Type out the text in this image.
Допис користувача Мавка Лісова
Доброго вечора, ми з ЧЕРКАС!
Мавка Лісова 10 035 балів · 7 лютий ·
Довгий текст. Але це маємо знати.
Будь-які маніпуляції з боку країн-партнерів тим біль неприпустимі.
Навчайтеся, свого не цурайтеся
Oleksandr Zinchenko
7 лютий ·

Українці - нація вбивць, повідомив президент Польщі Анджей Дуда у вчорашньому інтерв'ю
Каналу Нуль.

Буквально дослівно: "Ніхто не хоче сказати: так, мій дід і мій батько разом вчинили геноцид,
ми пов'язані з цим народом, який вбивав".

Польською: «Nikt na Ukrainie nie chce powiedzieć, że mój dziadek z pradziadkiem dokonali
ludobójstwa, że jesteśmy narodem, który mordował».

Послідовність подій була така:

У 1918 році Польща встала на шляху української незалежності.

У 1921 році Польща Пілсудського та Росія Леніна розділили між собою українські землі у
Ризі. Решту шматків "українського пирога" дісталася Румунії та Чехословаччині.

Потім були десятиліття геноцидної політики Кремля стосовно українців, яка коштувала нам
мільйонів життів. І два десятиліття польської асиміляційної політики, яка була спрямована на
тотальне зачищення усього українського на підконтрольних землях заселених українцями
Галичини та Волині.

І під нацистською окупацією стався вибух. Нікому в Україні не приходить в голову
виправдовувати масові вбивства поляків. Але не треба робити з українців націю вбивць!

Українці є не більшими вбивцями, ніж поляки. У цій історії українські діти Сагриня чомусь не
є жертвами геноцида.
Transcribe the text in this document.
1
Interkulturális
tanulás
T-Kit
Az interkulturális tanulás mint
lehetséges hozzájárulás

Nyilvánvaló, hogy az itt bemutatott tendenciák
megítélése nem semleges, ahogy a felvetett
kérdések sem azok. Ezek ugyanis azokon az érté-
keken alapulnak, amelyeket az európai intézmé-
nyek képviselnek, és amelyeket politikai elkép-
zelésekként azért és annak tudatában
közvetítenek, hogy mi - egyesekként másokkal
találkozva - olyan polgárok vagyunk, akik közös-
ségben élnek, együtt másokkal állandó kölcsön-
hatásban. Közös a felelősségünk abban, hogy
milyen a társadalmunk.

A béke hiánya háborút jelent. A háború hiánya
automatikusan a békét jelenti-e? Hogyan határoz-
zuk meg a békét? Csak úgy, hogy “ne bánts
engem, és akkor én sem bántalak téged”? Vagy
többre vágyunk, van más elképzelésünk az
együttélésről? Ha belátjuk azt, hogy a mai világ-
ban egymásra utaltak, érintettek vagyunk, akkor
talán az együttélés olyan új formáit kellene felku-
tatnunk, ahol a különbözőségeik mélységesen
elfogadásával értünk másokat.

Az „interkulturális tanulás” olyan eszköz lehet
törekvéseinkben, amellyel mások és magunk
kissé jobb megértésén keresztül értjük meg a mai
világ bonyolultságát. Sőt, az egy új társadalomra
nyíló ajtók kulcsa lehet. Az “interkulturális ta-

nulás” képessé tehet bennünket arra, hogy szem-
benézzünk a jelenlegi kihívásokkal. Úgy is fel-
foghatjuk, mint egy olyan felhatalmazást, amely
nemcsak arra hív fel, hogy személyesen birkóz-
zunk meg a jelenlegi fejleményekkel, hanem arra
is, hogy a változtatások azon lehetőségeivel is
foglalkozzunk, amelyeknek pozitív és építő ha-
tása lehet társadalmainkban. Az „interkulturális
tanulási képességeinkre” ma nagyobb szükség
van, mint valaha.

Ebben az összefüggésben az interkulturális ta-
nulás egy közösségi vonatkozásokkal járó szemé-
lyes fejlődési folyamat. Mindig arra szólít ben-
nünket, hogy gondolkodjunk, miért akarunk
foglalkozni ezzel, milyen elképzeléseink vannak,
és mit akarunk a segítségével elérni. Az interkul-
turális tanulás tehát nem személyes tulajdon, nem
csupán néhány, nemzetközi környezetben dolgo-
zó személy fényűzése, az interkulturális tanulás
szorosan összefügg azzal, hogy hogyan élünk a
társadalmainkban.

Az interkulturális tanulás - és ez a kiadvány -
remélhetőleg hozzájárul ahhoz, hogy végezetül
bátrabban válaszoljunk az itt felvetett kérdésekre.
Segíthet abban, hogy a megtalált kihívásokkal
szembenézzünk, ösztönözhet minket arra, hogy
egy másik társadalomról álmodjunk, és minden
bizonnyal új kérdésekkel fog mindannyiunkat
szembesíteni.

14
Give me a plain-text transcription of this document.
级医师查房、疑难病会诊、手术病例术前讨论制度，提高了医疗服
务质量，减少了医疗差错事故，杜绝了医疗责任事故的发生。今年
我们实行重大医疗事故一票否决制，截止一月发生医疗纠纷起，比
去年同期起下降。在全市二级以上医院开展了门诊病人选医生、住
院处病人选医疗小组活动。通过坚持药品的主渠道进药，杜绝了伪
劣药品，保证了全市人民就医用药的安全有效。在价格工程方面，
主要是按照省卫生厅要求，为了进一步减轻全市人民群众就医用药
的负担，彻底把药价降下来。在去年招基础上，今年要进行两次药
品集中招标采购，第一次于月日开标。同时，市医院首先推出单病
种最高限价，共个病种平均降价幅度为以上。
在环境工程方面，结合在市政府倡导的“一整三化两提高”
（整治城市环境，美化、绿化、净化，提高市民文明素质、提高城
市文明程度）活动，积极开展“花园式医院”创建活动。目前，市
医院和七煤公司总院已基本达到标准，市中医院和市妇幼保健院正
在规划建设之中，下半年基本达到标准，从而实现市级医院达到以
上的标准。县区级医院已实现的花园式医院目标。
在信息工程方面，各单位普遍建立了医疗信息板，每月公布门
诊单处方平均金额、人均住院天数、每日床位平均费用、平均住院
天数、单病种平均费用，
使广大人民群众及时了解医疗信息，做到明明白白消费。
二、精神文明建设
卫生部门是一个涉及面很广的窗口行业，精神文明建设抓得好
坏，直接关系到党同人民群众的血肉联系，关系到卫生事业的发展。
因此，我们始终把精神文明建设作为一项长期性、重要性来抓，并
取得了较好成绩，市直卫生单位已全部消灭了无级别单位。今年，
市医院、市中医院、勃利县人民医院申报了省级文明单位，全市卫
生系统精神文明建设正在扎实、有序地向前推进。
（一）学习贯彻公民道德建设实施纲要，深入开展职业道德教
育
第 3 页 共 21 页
● ● ●
> [Problem details]:
Copy out each record, keeping every word as it is.

> [Written reply]:
Type out the text in this image.
Допис користувача Мавка Лісова
Доброго вечора, ми з ЧЕРКАС!
Мавка Лісова 10 035 балів · 7 лютий ·
Довгий текст. Але це маємо знати.
Будь-які маніпуляції з боку країн-партнерів тим біль неприпустимі.
Навчайтеся, свого не цурайтеся
Oleksandr Zinchenko
7 лютий ·

Українці - нація вбивць, повідомив президент Польщі Анджей Дуда у вчорашньому інтерв'ю
Каналу Нуль.

Буквально дослівно: "Ніхто не хоче сказати: так, мій дід і мій батько разом вчинили геноцид,
ми пов'язані з цим народом, який вбивав".

Польською: «Nikt na Ukrainie nie chce powiedzieć, że mój dziadek z pradziadkiem dokonali
ludobójstwa, że jesteśmy narodem, który mordował».

Послідовність подій була така:

У 1918 році Польща встала на шляху української незалежності.

У 1921 році Польща Пілсудського та Росія Леніна розділили між собою українські землі у
Ризі. Решту шматків "українського пирога" дісталася Румунії та Чехословаччині.

Потім були десятиліття геноцидної політики Кремля стосовно українців, яка коштувала нам
мільйонів життів. І два десятиліття польської асиміляційної політики, яка була спрямована на
тотальне зачищення усього українського на підконтрольних землях заселених українцями
Галичини та Волині.

І під нацистською окупацією стався вибух. Нікому в Україні не приходить в голову
виправдовувати масові вбивства поляків. Але не треба робити з українців націю вбивць!

Українці є не більшими вбивцями, ніж поляки. У цій історії українські діти Сагриня чомусь не
є жертвами геноцида.
Transcribe the text in this document.
1
Interkulturális
tanulás
T-Kit
Az interkulturális tanulás mint
lehetséges hozzájárulás

Nyilvánvaló, hogy az itt bemutatott tendenciák
megítélése nem semleges, ahogy a felvetett
kérdések sem azok. Ezek ugyanis azokon az érté-
keken alapulnak, amelyeket az európai intézmé-
nyek képviselnek, és amelyeket politikai elkép-
zelésekként azért és annak tudatában
közvetítenek, hogy mi - egyesekként másokkal
találkozva - olyan polgárok vagyunk, akik közös-
ségben élnek, együtt másokkal állandó kölcsön-
hatásban. Közös a felelősségünk abban, hogy
milyen a társadalmunk.

A béke hiánya háborút jelent. A háború hiánya
automatikusan a békét jelenti-e? Hogyan határoz-
zuk meg a békét? Csak úgy, hogy “ne bánts
engem, és akkor én sem bántalak téged”? Vagy
többre vágyunk, van más elképzelésünk az
együttélésről? Ha belátjuk azt, hogy a mai világ-
ban egymásra utaltak, érintettek vagyunk, akkor
talán az együttélés olyan új formáit kellene felku-
tatnunk, ahol a különbözőségeik mélységesen
elfogadásával értünk másokat.

Az „interkulturális tanulás” olyan eszköz lehet
törekvéseinkben, amellyel mások és magunk
kissé jobb megértésén keresztül értjük meg a mai
világ bonyolultságát. Sőt, az egy új társadalomra
nyíló ajtók kulcsa lehet. Az “interkulturális ta-

nulás” képessé tehet bennünket arra, hogy szem-
benézzünk a jelenlegi kihívásokkal. Úgy is fel-
foghatjuk, mint egy olyan felhatalmazást, amely
nemcsak arra hív fel, hogy személyesen birkóz-
zunk meg a jelenlegi fejleményekkel, hanem arra
is, hogy a változtatások azon lehetőségeivel is
foglalkozzunk, amelyeknek pozitív és építő ha-
tása lehet társadalmainkban. Az „interkulturális
tanulási képességeinkre” ma nagyobb szükség
van, mint valaha.

Ebben az összefüggésben az interkulturális ta-
nulás egy közösségi vonatkozásokkal járó szemé-
lyes fejlődési folyamat. Mindig arra szólít ben-
nünket, hogy gondolkodjunk, miért akarunk
foglalkozni ezzel, milyen elképzeléseink vannak,
és mit akarunk a segítségével elérni. Az interkul-
turális tanulás tehát nem személyes tulajdon, nem
csupán néhány, nemzetközi környezetben dolgo-
zó személy fényűzése, az interkulturális tanulás
szorosan összefügg azzal, hogy hogyan élünk a
társadalmainkban.

Az interkulturális tanulás - és ez a kiadvány -
remélhetőleg hozzájárul ahhoz, hogy végezetül
bátrabban válaszoljunk az itt felvetett kérdésekre.
Segíthet abban, hogy a megtalált kihívásokkal
szembenézzünk, ösztönözhet minket arra, hogy
egy másik társadalomról álmodjunk, és minden
bizonnyal új kérdésekkel fog mindannyiunkat
szembesíteni.

14
Give me a plain-text transcription of this document.
级医师查房、疑难病会诊、手术病例术前讨论制度，提高了医疗服
务质量，减少了医疗差错事故，杜绝了医疗责任事故的发生。今年
我们实行重大医疗事故一票否决制，截止一月发生医疗纠纷起，比
去年同期起下降。在全市二级以上医院开展了门诊病人选医生、住
院处病人选医疗小组活动。通过坚持药品的主渠道进药，杜绝了伪
劣药品，保证了全市人民就医用药的安全有效。在价格工程方面，
主要是按照省卫生厅要求，为了进一步减轻全市人民群众就医用药
的负担，彻底把药价降下来。在去年招基础上，今年要进行两次药
品集中招标采购，第一次于月日开标。同时，市医院首先推出单病
种最高限价，共个病种平均降价幅度为以上。
在环境工程方面，结合在市政府倡导的“一整三化两提高”
（整治城市环境，美化、绿化、净化，提高市民文明素质、提高城
市文明程度）活动，积极开展“花园式医院”创建活动。目前，市
医院和七煤公司总院已基本达到标准，市中医院和市妇幼保健院正
在规划建设之中，下半年基本达到标准，从而实现市级医院达到以
上的标准。县区级医院已实现的花园式医院目标。
在信息工程方面，各单位普遍建立了医疗信息板，每月公布门
诊单处方平均金额、人均住院天数、每日床位平均费用、平均住院
天数、单病种平均费用，
使广大人民群众及时了解医疗信息，做到明明白白消费。
二、精神文明建设
卫生部门是一个涉及面很广的窗口行业，精神文明建设抓得好
坏，直接关系到党同人民群众的血肉联系，关系到卫生事业的发展。
因此，我们始终把精神文明建设作为一项长期性、重要性来抓，并
取得了较好成绩，市直卫生单位已全部消灭了无级别单位。今年，
市医院、市中医院、勃利县人民医院申报了省级文明单位，全市卫
生系统精神文明建设正在扎实、有序地向前推进。
（一）学习贯彻公民道德建设实施纲要，深入开展职业道德教
育
第 3 页 共 21 页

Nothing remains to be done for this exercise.